• [WHAT TO DO]
Find every line in the records below that contains the word "JSON", and copy each such line.
— start LISTED ENTRIES —
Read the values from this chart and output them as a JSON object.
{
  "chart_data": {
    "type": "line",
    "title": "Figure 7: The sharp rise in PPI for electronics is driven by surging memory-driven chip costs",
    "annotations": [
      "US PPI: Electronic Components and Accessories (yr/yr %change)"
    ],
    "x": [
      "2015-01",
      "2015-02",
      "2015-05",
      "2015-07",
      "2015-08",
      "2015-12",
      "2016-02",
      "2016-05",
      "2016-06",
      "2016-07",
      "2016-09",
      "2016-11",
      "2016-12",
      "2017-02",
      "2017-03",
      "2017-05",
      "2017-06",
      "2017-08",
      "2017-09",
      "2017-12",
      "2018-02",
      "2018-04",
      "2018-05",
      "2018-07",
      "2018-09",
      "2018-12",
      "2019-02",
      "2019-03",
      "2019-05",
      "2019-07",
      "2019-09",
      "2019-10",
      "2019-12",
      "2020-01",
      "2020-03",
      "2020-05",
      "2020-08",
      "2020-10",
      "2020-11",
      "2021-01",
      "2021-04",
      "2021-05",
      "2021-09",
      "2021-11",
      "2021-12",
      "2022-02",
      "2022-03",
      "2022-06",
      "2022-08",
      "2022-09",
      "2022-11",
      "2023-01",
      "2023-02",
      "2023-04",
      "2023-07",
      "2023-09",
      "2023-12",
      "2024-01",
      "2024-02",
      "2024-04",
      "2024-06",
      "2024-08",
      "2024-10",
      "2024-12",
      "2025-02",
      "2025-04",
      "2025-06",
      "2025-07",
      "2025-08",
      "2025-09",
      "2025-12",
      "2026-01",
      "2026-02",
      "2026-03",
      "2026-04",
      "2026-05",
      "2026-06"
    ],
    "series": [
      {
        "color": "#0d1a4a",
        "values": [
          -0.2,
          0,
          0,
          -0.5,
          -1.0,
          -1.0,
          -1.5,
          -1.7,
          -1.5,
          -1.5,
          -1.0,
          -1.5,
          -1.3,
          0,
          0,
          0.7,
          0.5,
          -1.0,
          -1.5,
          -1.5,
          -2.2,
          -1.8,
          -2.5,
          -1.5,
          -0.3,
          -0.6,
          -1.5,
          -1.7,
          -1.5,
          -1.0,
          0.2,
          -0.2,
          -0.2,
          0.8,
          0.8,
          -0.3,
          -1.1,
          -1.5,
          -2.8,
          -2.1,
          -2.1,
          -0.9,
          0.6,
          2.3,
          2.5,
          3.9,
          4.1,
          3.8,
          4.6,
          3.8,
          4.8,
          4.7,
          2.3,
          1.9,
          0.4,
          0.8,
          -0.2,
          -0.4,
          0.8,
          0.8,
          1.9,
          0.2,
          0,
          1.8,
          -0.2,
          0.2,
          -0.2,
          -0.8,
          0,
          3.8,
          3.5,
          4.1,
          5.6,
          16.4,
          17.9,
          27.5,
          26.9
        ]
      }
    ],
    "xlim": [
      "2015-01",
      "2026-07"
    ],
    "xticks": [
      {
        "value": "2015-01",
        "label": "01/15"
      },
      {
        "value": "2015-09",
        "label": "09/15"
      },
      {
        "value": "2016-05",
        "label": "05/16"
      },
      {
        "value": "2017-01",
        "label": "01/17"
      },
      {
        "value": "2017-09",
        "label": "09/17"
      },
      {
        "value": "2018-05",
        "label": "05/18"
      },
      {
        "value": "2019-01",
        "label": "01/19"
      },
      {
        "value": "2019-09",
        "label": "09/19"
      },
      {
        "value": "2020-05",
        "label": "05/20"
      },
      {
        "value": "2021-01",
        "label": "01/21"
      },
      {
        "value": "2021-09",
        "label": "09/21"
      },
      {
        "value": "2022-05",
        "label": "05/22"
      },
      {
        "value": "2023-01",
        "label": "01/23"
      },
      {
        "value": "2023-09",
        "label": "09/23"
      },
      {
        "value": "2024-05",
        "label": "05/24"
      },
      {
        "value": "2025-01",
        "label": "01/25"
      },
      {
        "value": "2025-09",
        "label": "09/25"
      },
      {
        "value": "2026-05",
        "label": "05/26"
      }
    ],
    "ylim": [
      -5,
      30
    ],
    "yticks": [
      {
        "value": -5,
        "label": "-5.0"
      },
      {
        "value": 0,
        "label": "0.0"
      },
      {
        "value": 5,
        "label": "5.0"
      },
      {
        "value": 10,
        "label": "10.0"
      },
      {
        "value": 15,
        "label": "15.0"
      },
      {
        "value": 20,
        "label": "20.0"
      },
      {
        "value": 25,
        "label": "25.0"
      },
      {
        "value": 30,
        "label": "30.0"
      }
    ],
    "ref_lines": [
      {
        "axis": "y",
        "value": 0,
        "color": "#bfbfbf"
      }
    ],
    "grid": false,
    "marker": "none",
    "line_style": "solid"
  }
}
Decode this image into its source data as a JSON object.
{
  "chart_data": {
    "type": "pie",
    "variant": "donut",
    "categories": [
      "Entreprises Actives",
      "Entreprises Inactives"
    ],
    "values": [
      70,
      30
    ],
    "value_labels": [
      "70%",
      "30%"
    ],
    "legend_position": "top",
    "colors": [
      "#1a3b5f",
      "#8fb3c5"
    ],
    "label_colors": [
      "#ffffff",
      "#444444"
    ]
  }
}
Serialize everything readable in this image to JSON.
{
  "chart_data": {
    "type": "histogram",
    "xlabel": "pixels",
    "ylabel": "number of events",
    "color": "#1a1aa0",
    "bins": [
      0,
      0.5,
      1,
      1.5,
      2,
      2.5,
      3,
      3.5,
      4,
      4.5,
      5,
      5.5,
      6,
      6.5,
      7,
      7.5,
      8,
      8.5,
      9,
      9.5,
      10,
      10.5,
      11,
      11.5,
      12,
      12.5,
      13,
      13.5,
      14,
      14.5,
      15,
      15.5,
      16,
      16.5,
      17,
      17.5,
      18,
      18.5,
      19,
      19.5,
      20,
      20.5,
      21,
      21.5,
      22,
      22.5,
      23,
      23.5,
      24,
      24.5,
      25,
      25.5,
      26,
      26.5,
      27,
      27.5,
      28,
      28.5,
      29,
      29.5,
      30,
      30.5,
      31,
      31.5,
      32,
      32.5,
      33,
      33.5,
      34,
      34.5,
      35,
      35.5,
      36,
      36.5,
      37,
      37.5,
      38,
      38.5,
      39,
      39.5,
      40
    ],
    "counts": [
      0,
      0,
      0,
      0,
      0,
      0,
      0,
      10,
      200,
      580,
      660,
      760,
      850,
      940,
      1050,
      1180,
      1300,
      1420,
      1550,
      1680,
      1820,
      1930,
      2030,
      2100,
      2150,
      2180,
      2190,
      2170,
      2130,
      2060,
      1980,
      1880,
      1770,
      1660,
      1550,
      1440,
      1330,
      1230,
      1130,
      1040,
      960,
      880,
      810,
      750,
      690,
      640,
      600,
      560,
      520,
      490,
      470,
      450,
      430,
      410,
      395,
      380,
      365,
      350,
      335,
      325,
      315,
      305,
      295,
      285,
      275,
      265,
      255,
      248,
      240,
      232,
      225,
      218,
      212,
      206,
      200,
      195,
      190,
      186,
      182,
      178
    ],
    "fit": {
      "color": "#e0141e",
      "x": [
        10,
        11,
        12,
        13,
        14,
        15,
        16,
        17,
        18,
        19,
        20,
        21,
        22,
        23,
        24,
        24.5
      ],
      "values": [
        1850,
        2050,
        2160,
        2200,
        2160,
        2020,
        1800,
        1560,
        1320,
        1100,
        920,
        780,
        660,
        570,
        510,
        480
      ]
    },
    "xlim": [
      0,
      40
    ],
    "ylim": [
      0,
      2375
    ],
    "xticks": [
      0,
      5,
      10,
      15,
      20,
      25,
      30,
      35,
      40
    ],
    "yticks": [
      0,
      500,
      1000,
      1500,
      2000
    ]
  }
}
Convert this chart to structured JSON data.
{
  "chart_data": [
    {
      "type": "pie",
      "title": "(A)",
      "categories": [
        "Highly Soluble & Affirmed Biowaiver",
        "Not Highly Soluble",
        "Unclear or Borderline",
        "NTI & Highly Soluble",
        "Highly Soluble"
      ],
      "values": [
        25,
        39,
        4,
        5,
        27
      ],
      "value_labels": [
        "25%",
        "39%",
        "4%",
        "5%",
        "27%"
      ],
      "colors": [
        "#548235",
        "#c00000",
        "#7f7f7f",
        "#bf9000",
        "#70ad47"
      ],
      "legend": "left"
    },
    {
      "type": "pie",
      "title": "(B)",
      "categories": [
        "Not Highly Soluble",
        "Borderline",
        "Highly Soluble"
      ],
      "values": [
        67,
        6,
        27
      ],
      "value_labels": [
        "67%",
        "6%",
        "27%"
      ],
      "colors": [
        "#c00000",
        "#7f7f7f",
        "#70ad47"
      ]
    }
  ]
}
— end LISTED ENTRIES —
• [CORRECT ANSWER]
Read the values from this chart and output them as a JSON object.
Decode this image into its source data as a JSON object.
Serialize everything readable in this image to JSON.
Convert this chart to structured JSON data.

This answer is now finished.